**WHAT YOU ARE ASKED TO DO**: Write out only the lines from the line containing "Output the underlying" to the end of the listing below, both included, exactly as they stand. Drop the pictures.

(Structured figure records)

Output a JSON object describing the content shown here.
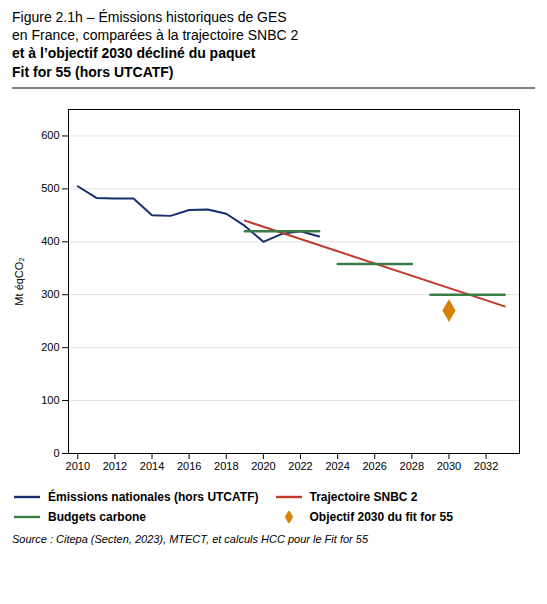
{
  "chart_data": {
    "type": "line",
    "title": "Figure 2.1h – Émissions historiques de GES\nen France, comparées à la trajectoire SNBC 2",
    "subtitle": "et à l’objectif 2030 décliné du paquet\nFit for 55 (hors UTCATF)",
    "y_label": "Mt éqCO₂",
    "caption": "Source : Citepa (Secten, 2023), MTECT, et calculs HCC pour le Fit for 55",
    "series": [
      {
        "name": "Émissions nationales (hors UTCATF)",
        "type": "line",
        "color": "#1a2e6c",
        "x": [
          2010,
          2011,
          2012,
          2013,
          2014,
          2015,
          2016,
          2017,
          2018,
          2019,
          2020,
          2021,
          2022,
          2023
        ],
        "values": [
          505,
          483,
          482,
          482,
          450,
          449,
          460,
          461,
          453,
          430,
          400,
          415,
          420,
          410
        ]
      },
      {
        "name": "Trajectoire SNBC 2",
        "type": "line",
        "color": "#c0392b",
        "x": [
          2019,
          2033
        ],
        "values": [
          440,
          278
        ]
      },
      {
        "name": "Budgets carbone",
        "type": "line",
        "color": "#3a7d44",
        "segments": [
          {
            "x": [
              2019,
              2023
            ],
            "values": [
              420,
              420
            ]
          },
          {
            "x": [
              2024,
              2028
            ],
            "values": [
              358,
              358
            ]
          },
          {
            "x": [
              2029,
              2033
            ],
            "values": [
              300,
              300
            ]
          }
        ]
      },
      {
        "name": "Objectif 2030 du fit for 55",
        "type": "scatter",
        "marker": "diamond",
        "color": "#d4820a",
        "x": [
          2030
        ],
        "values": [
          270
        ]
      }
    ],
    "xlim": [
      2009.5,
      2033.8
    ],
    "xticks": [
      2010,
      2012,
      2014,
      2016,
      2018,
      2020,
      2022,
      2024,
      2026,
      2028,
      2030,
      2032
    ],
    "ylim": [
      0,
      650
    ],
    "yticks": [
      0,
      100,
      200,
      300,
      400,
      500,
      600
    ],
    "grid": true,
    "legend": "bottom"
  }
}
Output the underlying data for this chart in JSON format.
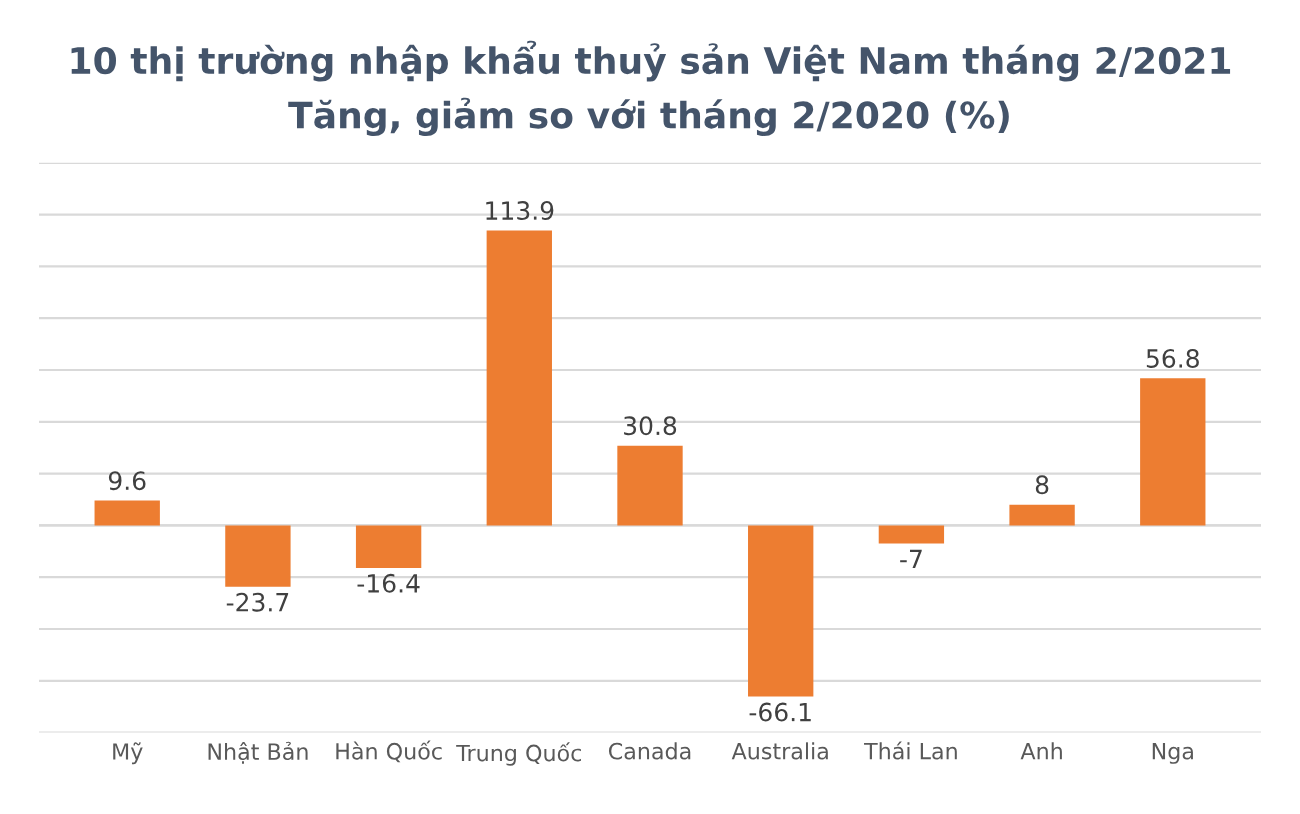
{
  "chart_data": {
    "type": "bar",
    "title": "10 thị trường nhập khẩu thuỷ sản Việt Nam tháng 2/2021",
    "subtitle": "Tăng, giảm so với tháng 2/2020 (%)",
    "categories": [
      "Mỹ",
      "Nhật Bản",
      "Hàn Quốc",
      "Trung Quốc",
      "Canada",
      "Australia",
      "Thái Lan",
      "Anh",
      "Nga"
    ],
    "values": [
      9.6,
      -23.7,
      -16.4,
      113.9,
      30.8,
      -66.1,
      -7,
      8,
      56.8
    ],
    "color": "#ed7d31",
    "ylim": [
      -80,
      140
    ],
    "yticks": [
      {
        "value": -80,
        "label": null
      },
      {
        "value": -60,
        "label": null
      },
      {
        "value": -40,
        "label": null
      },
      {
        "value": -20,
        "label": null
      },
      {
        "value": 0,
        "label": null
      },
      {
        "value": 20,
        "label": null
      },
      {
        "value": 40,
        "label": null
      },
      {
        "value": 60,
        "label": null
      },
      {
        "value": 80,
        "label": null
      },
      {
        "value": 100,
        "label": null
      },
      {
        "value": 120,
        "label": null
      },
      {
        "value": 140,
        "label": null
      }
    ],
    "tick_labels": "x",
    "grid": "y",
    "data_labels": true
  }
}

**ANSWER TO THE PROBLEM**:
Output the underlying data for this chart in JSON format.
{
  "chart_data": {
    "type": "bar",
    "title": "10 thị trường nhập khẩu thuỷ sản Việt Nam tháng 2/2021",
    "subtitle": "Tăng, giảm so với tháng 2/2020 (%)",
    "categories": [
      "Mỹ",
      "Nhật Bản",
      "Hàn Quốc",
      "Trung Quốc",
      "Canada",
      "Australia",
      "Thái Lan",
      "Anh",
      "Nga"
    ],
    "values": [
      9.6,
      -23.7,
      -16.4,
      113.9,
      30.8,
      -66.1,
      -7,
      8,
      56.8
    ],
    "color": "#ed7d31",
    "ylim": [
      -80,
      140
    ],
    "yticks": [
      {
        "value": -80,
        "label": null
      },
      {
        "value": -60,
        "label": null
      },
      {
        "value": -40,
        "label": null
      },
      {
        "value": -20,
        "label": null
      },
      {
        "value": 0,
        "label": null
      },
      {
        "value": 20,
        "label": null
      },
      {
        "value": 40,
        "label": null
      },
      {
        "value": 60,
        "label": null
      },
      {
        "value": 80,
        "label": null
      },
      {
        "value": 100,
        "label": null
      },
      {
        "value": 120,
        "label": null
      },
      {
        "value": 140,
        "label": null
      }
    ],
    "tick_labels": "x",
    "grid": "y",
    "data_labels": true
  }
}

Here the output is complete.